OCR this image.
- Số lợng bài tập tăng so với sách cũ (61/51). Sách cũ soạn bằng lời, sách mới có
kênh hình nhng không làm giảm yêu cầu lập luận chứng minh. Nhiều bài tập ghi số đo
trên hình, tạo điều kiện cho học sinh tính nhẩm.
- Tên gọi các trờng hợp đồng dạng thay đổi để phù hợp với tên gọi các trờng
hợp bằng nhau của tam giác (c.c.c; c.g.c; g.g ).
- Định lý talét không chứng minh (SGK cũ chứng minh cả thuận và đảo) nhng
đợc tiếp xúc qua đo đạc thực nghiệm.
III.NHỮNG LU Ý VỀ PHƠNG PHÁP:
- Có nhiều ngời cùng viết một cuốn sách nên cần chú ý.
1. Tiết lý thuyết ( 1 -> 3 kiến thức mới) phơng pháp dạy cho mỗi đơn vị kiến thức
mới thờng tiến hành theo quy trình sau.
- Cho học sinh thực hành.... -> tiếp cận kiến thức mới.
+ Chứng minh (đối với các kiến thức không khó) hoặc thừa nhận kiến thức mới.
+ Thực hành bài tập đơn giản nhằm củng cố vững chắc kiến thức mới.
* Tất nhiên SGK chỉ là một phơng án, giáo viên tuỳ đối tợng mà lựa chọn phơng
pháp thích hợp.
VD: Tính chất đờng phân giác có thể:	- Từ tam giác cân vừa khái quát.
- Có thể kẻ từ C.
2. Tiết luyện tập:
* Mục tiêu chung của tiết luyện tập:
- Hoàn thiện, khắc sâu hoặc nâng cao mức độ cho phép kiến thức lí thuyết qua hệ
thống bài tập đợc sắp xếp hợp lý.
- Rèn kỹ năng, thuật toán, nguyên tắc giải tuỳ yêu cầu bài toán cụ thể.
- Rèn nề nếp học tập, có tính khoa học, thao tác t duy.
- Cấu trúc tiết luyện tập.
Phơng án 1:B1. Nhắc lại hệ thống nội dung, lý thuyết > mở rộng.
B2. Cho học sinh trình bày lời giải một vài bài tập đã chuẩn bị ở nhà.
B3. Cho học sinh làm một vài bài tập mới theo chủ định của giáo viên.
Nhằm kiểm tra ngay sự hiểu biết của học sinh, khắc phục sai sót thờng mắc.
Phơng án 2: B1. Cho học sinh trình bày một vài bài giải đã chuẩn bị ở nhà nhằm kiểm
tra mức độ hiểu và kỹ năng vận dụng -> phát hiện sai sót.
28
******************************
● What to produce: Extract all lines that hold the word "năng".

● Response to this exercise:
- Rèn kỹ năng, thuật toán, nguyên tắc giải tuỳ yêu cầu bài toán cụ thể.
tra mức độ hiểu và kỹ năng vận dụng -> phát hiện sai sót.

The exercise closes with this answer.